PROBLEM TO SOLVE >> Write out the entries below once more, exactly.

Records >>
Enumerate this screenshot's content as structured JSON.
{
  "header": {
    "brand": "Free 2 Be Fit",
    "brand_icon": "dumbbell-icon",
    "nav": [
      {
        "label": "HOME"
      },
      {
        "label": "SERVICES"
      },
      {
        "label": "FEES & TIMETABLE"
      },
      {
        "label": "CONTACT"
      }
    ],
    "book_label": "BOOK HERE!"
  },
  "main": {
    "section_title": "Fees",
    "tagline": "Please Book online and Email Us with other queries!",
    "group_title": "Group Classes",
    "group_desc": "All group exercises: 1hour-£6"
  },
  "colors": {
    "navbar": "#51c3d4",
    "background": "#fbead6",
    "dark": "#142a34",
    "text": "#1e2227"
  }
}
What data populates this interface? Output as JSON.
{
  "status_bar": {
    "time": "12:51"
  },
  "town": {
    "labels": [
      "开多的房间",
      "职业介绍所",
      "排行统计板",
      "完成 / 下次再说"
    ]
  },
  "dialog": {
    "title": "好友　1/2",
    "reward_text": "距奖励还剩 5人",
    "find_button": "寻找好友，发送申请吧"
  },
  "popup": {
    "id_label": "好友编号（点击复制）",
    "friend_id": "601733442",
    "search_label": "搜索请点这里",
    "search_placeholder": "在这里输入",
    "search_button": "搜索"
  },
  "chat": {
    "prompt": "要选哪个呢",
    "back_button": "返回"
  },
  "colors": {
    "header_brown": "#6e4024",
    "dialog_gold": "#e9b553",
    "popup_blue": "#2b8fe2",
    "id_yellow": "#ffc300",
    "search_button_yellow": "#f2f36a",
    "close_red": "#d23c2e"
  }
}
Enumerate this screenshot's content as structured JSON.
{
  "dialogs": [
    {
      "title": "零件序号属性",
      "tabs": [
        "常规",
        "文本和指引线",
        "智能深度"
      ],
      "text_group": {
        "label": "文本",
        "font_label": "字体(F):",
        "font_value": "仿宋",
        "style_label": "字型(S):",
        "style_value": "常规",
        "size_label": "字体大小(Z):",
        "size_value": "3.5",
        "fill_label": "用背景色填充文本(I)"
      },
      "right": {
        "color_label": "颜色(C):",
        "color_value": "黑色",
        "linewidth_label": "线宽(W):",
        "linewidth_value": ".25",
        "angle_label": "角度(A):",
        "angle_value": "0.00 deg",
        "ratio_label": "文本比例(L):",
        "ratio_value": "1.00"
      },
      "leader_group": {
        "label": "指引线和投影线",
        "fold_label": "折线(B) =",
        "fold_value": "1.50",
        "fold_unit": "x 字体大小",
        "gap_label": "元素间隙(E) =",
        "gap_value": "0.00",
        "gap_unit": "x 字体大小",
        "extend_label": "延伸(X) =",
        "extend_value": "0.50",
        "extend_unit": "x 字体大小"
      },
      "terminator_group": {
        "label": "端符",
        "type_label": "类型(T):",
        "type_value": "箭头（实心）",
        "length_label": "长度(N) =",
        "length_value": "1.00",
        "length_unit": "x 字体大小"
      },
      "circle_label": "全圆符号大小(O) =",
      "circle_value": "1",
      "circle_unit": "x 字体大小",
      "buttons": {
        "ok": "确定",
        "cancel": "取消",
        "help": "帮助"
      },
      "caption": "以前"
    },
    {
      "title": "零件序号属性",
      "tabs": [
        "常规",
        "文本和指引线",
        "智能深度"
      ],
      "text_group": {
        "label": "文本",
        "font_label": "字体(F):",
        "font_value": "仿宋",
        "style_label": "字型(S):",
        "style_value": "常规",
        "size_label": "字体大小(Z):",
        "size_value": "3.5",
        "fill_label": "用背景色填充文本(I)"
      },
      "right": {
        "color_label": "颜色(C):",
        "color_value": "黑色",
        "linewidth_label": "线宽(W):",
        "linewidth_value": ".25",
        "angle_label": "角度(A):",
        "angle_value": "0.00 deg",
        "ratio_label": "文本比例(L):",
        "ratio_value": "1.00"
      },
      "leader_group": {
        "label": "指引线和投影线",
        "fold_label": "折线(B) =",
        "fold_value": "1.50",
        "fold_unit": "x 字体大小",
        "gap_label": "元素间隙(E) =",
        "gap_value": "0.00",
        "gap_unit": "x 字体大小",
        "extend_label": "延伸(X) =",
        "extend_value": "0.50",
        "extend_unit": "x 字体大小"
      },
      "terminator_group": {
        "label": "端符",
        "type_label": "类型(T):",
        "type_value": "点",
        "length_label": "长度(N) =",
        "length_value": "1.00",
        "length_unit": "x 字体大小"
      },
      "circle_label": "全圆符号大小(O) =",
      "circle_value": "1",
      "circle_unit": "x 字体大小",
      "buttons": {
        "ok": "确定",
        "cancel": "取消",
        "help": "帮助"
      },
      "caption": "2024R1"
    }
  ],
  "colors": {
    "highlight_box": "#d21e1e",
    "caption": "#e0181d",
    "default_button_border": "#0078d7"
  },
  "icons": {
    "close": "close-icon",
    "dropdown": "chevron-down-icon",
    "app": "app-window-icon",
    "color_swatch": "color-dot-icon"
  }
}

RESULT FOR THIS TASK >>
Enumerate this screenshot's content as structured JSON.
{
  "header": {
    "brand": "Free 2 Be Fit",
    "brand_icon": "dumbbell-icon",
    "nav": [
      {
        "label": "HOME"
      },
      {
        "label": "SERVICES"
      },
      {
        "label": "FEES & TIMETABLE"
      },
      {
        "label": "CONTACT"
      }
    ],
    "book_label": "BOOK HERE!"
  },
  "main": {
    "section_title": "Fees",
    "tagline": "Please Book online and Email Us with other queries!",
    "group_title": "Group Classes",
    "group_desc": "All group exercises: 1hour-£6"
  },
  "colors": {
    "navbar": "#51c3d4",
    "background": "#fbead6",
    "dark": "#142a34",
    "text": "#1e2227"
  }
}
What data populates this interface? Output as JSON.
{
  "status_bar": {
    "time": "12:51"
  },
  "town": {
    "labels": [
      "开多的房间",
      "职业介绍所",
      "排行统计板",
      "完成 / 下次再说"
    ]
  },
  "dialog": {
    "title": "好友　1/2",
    "reward_text": "距奖励还剩 5人",
    "find_button": "寻找好友，发送申请吧"
  },
  "popup": {
    "id_label": "好友编号（点击复制）",
    "friend_id": "601733442",
    "search_label": "搜索请点这里",
    "search_placeholder": "在这里输入",
    "search_button": "搜索"
  },
  "chat": {
    "prompt": "要选哪个呢",
    "back_button": "返回"
  },
  "colors": {
    "header_brown": "#6e4024",
    "dialog_gold": "#e9b553",
    "popup_blue": "#2b8fe2",
    "id_yellow": "#ffc300",
    "search_button_yellow": "#f2f36a",
    "close_red": "#d23c2e"
  }
}
Enumerate this screenshot's content as structured JSON.
{
  "dialogs": [
    {
      "title": "零件序号属性",
      "tabs": [
        "常规",
        "文本和指引线",
        "智能深度"
      ],
      "text_group": {
        "label": "文本",
        "font_label": "字体(F):",
        "font_value": "仿宋",
        "style_label": "字型(S):",
        "style_value": "常规",
        "size_label": "字体大小(Z):",
        "size_value": "3.5",
        "fill_label": "用背景色填充文本(I)"
      },
      "right": {
        "color_label": "颜色(C):",
        "color_value": "黑色",
        "linewidth_label": "线宽(W):",
        "linewidth_value": ".25",
        "angle_label": "角度(A):",
        "angle_value": "0.00 deg",
        "ratio_label": "文本比例(L):",
        "ratio_value": "1.00"
      },
      "leader_group": {
        "label": "指引线和投影线",
        "fold_label": "折线(B) =",
        "fold_value": "1.50",
        "fold_unit": "x 字体大小",
        "gap_label": "元素间隙(E) =",
        "gap_value": "0.00",
        "gap_unit": "x 字体大小",
        "extend_label": "延伸(X) =",
        "extend_value": "0.50",
        "extend_unit": "x 字体大小"
      },
      "terminator_group": {
        "label": "端符",
        "type_label": "类型(T):",
        "type_value": "箭头（实心）",
        "length_label": "长度(N) =",
        "length_value": "1.00",
        "length_unit": "x 字体大小"
      },
      "circle_label": "全圆符号大小(O) =",
      "circle_value": "1",
      "circle_unit": "x 字体大小",
      "buttons": {
        "ok": "确定",
        "cancel": "取消",
        "help": "帮助"
      },
      "caption": "以前"
    },
    {
      "title": "零件序号属性",
      "tabs": [
        "常规",
        "文本和指引线",
        "智能深度"
      ],
      "text_group": {
        "label": "文本",
        "font_label": "字体(F):",
        "font_value": "仿宋",
        "style_label": "字型(S):",
        "style_value": "常规",
        "size_label": "字体大小(Z):",
        "size_value": "3.5",
        "fill_label": "用背景色填充文本(I)"
      },
      "right": {
        "color_label": "颜色(C):",
        "color_value": "黑色",
        "linewidth_label": "线宽(W):",
        "linewidth_value": ".25",
        "angle_label": "角度(A):",
        "angle_value": "0.00 deg",
        "ratio_label": "文本比例(L):",
        "ratio_value": "1.00"
      },
      "leader_group": {
        "label": "指引线和投影线",
        "fold_label": "折线(B) =",
        "fold_value": "1.50",
        "fold_unit": "x 字体大小",
        "gap_label": "元素间隙(E) =",
        "gap_value": "0.00",
        "gap_unit": "x 字体大小",
        "extend_label": "延伸(X) =",
        "extend_value": "0.50",
        "extend_unit": "x 字体大小"
      },
      "terminator_group": {
        "label": "端符",
        "type_label": "类型(T):",
        "type_value": "点",
        "length_label": "长度(N) =",
        "length_value": "1.00",
        "length_unit": "x 字体大小"
      },
      "circle_label": "全圆符号大小(O) =",
      "circle_value": "1",
      "circle_unit": "x 字体大小",
      "buttons": {
        "ok": "确定",
        "cancel": "取消",
        "help": "帮助"
      },
      "caption": "2024R1"
    }
  ],
  "colors": {
    "highlight_box": "#d21e1e",
    "caption": "#e0181d",
    "default_button_border": "#0078d7"
  },
  "icons": {
    "close": "close-icon",
    "dropdown": "chevron-down-icon",
    "app": "app-window-icon",
    "color_swatch": "color-dot-icon"
  }
}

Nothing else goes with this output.